▶ **Exercise description**: Show all lines of the listing that hold the word "Median".

[Data entries for graphics]
· · · · ·
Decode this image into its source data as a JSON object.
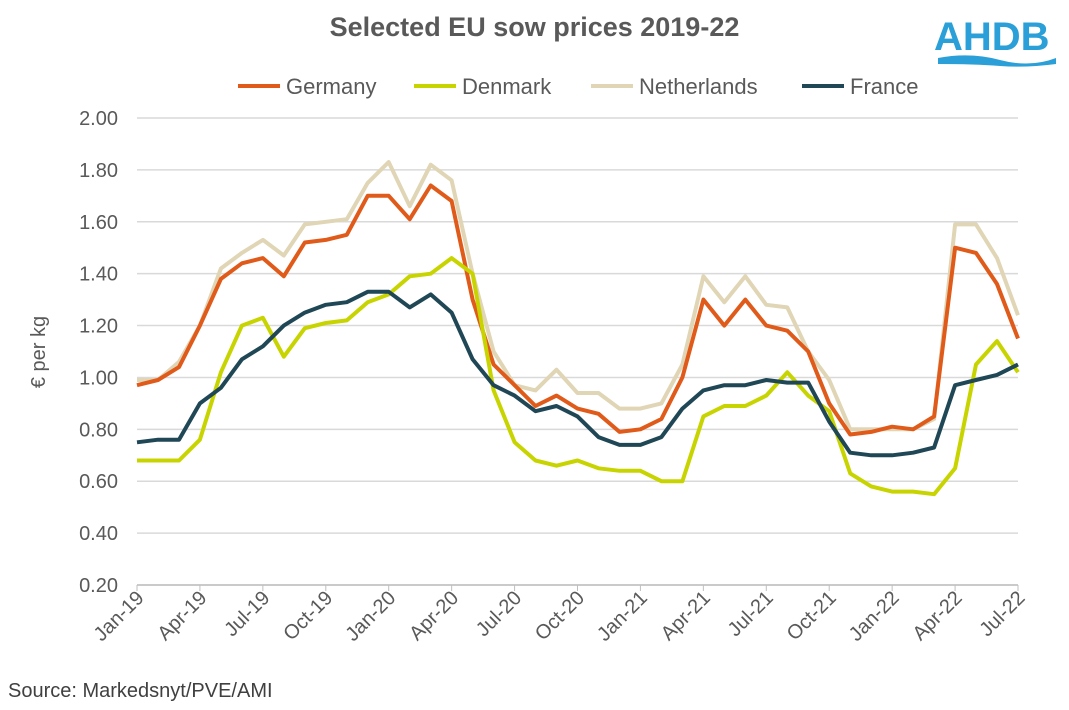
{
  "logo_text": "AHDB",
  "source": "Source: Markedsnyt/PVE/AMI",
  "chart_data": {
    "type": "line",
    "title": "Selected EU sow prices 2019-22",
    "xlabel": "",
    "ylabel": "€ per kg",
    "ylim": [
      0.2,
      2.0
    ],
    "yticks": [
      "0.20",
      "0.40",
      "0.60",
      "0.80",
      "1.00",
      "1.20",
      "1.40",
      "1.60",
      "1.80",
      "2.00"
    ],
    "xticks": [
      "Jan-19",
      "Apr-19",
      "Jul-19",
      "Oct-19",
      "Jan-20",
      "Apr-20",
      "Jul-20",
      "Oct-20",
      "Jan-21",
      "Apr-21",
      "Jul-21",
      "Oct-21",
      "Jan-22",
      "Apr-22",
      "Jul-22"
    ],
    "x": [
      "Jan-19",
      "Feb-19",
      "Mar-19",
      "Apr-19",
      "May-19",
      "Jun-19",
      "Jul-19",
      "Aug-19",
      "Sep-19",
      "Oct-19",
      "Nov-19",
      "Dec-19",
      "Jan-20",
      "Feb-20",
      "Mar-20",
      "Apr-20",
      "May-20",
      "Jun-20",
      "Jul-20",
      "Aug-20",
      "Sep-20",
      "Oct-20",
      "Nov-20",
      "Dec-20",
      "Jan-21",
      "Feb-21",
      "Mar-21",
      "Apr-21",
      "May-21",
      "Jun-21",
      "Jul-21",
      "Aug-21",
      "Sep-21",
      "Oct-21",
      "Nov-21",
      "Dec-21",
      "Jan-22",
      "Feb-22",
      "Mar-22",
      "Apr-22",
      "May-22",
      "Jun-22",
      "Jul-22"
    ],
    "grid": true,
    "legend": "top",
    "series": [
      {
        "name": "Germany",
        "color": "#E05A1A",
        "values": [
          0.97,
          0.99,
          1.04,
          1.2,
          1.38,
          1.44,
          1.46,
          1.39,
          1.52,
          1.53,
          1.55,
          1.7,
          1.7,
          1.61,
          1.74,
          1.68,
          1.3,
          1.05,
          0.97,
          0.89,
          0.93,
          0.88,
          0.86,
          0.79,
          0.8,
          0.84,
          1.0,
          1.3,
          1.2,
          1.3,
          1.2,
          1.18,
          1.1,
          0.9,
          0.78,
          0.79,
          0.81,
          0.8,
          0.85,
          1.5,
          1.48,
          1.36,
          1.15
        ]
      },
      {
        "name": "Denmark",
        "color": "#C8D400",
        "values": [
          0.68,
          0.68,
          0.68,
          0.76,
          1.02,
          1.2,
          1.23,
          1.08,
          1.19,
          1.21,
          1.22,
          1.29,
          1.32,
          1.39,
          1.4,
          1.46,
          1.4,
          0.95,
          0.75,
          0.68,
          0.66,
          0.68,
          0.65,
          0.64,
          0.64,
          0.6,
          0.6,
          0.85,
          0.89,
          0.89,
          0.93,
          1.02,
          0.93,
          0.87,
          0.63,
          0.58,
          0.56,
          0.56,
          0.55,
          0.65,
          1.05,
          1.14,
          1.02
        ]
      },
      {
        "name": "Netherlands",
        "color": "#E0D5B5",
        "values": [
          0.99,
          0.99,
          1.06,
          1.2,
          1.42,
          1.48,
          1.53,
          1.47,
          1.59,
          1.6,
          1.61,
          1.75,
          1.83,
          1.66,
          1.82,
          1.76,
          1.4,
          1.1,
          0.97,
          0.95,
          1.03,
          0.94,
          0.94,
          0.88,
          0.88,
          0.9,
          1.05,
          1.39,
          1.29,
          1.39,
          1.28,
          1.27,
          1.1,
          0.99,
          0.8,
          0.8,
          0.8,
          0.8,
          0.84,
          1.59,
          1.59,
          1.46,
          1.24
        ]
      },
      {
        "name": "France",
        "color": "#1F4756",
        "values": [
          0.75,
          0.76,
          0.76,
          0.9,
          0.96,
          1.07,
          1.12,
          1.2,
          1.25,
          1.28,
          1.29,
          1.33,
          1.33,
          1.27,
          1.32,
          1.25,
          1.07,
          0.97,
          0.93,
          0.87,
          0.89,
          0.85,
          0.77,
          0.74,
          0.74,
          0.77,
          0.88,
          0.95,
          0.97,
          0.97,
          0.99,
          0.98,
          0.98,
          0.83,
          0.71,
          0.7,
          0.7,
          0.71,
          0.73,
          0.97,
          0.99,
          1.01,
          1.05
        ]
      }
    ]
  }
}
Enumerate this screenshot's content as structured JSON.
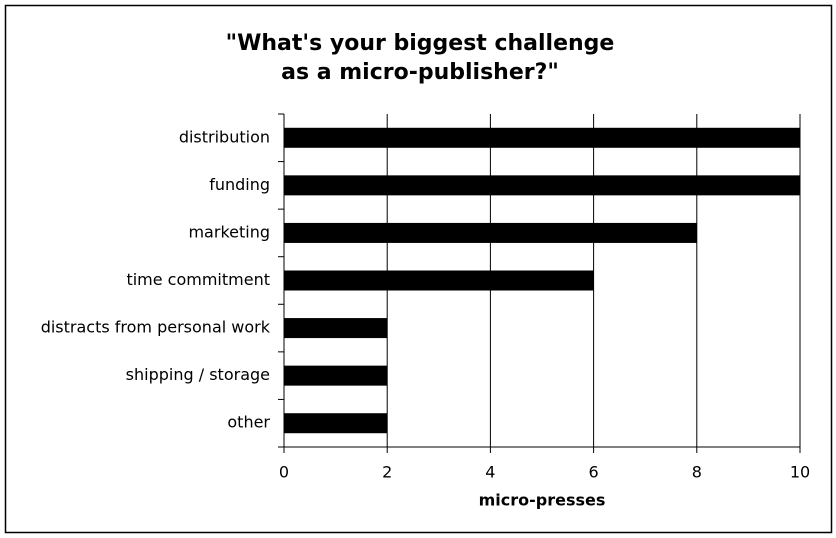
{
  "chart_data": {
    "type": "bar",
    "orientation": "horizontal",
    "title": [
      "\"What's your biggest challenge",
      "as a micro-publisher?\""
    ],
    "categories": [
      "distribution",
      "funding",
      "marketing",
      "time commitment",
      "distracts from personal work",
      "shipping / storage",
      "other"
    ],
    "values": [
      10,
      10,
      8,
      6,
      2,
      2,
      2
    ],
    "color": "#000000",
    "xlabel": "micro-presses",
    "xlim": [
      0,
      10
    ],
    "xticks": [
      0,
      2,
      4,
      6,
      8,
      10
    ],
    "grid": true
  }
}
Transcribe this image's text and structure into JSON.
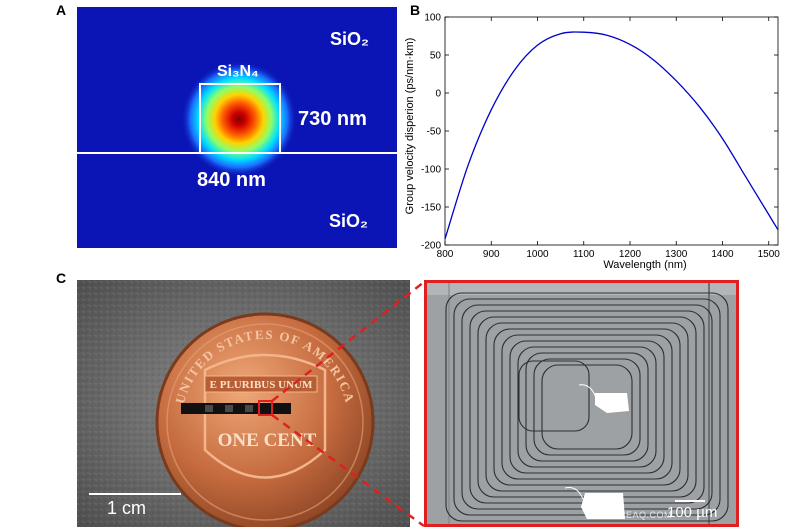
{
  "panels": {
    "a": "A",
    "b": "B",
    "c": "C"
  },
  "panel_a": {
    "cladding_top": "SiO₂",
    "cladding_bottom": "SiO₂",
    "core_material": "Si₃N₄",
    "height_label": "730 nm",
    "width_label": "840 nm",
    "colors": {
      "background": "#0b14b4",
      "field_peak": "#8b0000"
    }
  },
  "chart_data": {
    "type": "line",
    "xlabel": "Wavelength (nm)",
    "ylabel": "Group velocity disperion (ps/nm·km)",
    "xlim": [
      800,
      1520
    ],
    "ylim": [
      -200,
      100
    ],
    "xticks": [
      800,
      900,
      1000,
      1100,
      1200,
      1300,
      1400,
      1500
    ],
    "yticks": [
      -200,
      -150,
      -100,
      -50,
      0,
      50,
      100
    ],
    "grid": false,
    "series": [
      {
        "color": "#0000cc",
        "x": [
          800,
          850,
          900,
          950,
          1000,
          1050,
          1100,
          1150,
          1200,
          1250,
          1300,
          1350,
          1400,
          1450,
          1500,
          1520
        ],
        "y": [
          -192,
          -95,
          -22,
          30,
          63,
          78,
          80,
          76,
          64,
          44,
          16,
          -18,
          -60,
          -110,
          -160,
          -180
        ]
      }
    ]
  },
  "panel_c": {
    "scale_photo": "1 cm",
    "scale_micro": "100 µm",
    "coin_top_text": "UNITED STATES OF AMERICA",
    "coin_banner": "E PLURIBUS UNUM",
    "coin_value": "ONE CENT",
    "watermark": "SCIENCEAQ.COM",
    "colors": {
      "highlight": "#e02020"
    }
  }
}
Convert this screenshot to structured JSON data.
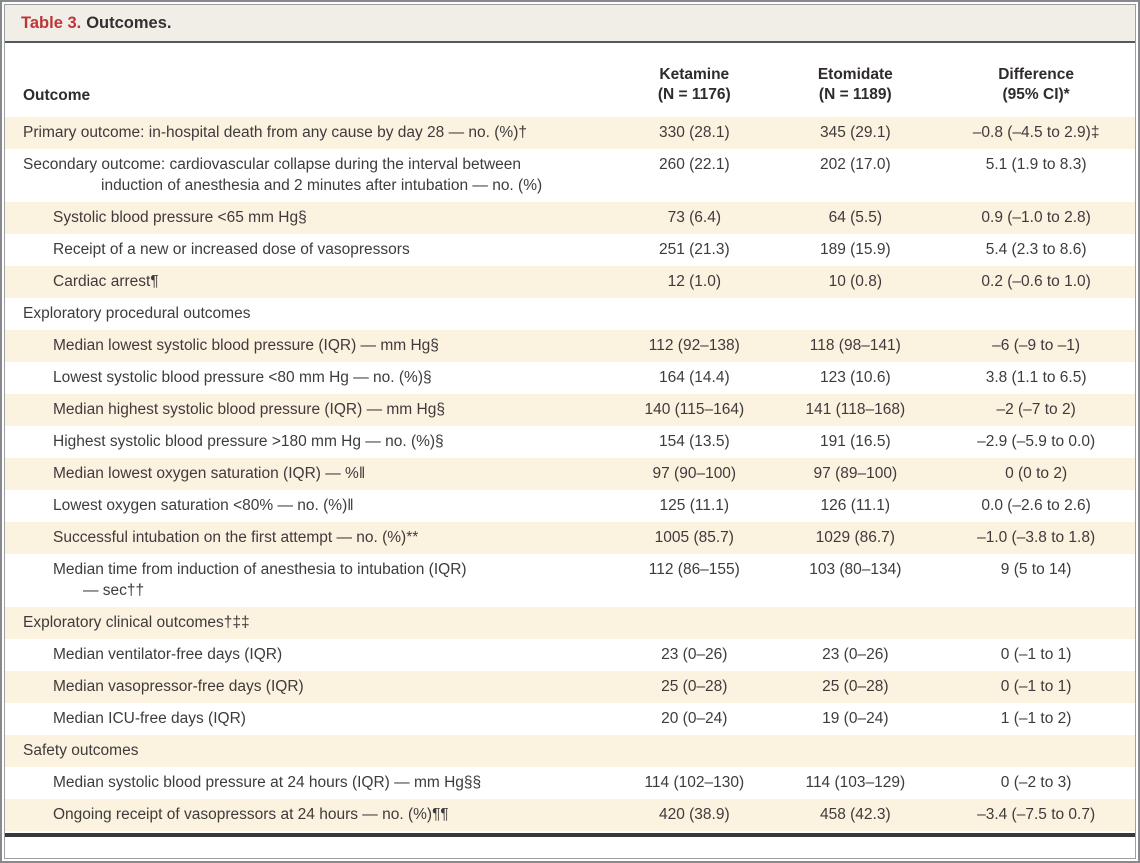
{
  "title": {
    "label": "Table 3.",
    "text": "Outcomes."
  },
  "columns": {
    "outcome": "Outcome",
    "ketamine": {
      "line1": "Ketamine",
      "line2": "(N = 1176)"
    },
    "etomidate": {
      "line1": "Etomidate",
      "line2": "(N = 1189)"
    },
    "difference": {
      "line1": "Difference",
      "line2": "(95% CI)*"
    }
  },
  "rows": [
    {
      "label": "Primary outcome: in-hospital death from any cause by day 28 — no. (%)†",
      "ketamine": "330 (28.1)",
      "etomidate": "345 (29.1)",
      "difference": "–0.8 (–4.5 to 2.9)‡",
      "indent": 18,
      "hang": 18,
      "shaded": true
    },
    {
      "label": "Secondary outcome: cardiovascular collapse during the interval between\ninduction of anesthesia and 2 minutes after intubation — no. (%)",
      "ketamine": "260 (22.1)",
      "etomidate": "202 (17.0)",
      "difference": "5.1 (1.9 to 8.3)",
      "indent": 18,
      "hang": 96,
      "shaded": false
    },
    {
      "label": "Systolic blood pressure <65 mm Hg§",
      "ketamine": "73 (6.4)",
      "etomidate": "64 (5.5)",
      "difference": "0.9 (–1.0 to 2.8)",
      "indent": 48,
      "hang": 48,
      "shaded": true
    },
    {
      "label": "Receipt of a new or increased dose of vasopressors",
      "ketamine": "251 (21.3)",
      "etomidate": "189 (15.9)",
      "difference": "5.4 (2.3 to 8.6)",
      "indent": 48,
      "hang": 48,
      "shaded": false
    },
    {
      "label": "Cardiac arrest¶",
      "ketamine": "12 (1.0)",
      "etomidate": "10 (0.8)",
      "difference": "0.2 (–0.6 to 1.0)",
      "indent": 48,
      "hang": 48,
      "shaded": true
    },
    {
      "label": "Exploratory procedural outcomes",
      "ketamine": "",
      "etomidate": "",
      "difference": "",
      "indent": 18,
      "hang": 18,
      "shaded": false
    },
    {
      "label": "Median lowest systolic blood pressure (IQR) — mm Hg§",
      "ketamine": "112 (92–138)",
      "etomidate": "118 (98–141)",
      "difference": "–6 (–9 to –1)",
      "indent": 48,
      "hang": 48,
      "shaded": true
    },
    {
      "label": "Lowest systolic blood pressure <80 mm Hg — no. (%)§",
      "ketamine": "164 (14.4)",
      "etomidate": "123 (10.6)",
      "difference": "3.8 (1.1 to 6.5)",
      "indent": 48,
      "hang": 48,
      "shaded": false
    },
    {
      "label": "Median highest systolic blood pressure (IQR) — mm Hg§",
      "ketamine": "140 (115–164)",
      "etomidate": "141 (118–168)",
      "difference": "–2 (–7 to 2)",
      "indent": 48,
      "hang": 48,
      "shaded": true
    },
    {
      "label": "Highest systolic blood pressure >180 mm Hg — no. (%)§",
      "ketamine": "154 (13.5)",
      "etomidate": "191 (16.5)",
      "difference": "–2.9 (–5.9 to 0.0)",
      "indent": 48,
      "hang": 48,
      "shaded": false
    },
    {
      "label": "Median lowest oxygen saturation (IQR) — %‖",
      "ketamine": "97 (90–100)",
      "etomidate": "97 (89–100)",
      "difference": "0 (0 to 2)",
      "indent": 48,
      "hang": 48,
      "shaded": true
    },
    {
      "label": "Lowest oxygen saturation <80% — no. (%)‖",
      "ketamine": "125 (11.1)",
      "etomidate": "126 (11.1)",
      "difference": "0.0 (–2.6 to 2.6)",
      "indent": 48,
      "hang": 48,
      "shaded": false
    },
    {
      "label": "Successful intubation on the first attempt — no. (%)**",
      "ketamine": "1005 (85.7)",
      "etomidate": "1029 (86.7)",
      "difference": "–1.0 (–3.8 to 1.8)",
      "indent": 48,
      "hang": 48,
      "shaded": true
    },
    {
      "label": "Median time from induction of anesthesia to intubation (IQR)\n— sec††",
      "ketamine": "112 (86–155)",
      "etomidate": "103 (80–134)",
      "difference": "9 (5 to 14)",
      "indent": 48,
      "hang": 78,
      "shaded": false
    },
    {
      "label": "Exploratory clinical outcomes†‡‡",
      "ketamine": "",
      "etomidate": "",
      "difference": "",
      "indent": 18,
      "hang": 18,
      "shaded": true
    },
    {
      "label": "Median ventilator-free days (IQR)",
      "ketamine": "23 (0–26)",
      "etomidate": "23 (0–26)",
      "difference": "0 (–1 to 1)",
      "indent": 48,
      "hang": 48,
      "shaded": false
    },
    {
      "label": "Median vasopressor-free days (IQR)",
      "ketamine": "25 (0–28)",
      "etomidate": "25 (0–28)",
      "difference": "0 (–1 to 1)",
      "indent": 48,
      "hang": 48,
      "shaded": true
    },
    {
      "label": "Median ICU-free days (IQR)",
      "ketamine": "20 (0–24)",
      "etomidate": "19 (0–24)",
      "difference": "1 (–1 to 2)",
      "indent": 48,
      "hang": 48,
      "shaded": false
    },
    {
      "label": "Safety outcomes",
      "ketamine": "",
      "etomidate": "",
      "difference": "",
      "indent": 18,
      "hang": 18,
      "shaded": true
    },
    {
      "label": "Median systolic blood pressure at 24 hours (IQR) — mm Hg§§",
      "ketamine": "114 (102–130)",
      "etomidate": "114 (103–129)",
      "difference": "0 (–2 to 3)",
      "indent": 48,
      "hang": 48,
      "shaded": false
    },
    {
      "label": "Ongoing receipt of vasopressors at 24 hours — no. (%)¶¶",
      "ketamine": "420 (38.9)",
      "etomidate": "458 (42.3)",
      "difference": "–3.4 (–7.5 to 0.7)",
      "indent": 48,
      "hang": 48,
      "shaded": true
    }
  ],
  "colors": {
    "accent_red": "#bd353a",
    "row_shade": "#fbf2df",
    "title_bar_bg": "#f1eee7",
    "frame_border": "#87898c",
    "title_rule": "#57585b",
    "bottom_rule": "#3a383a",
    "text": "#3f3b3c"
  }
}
· · · · ·
▶ **Output for this exercise**:
      "label": "Median lowest systolic blood pressure (IQR) — mm Hg§",
      "label": "Median highest systolic blood pressure (IQR) — mm Hg§",
      "label": "Median lowest oxygen saturation (IQR) — %‖",
      "label": "Median time from induction of anesthesia to intubation (IQR)\n— sec††",
      "label": "Median ventilator-free days (IQR)",
      "label": "Median vasopressor-free days (IQR)",
      "label": "Median ICU-free days (IQR)",
      "label": "Median systolic blood pressure at 24 hours (IQR) — mm Hg§§",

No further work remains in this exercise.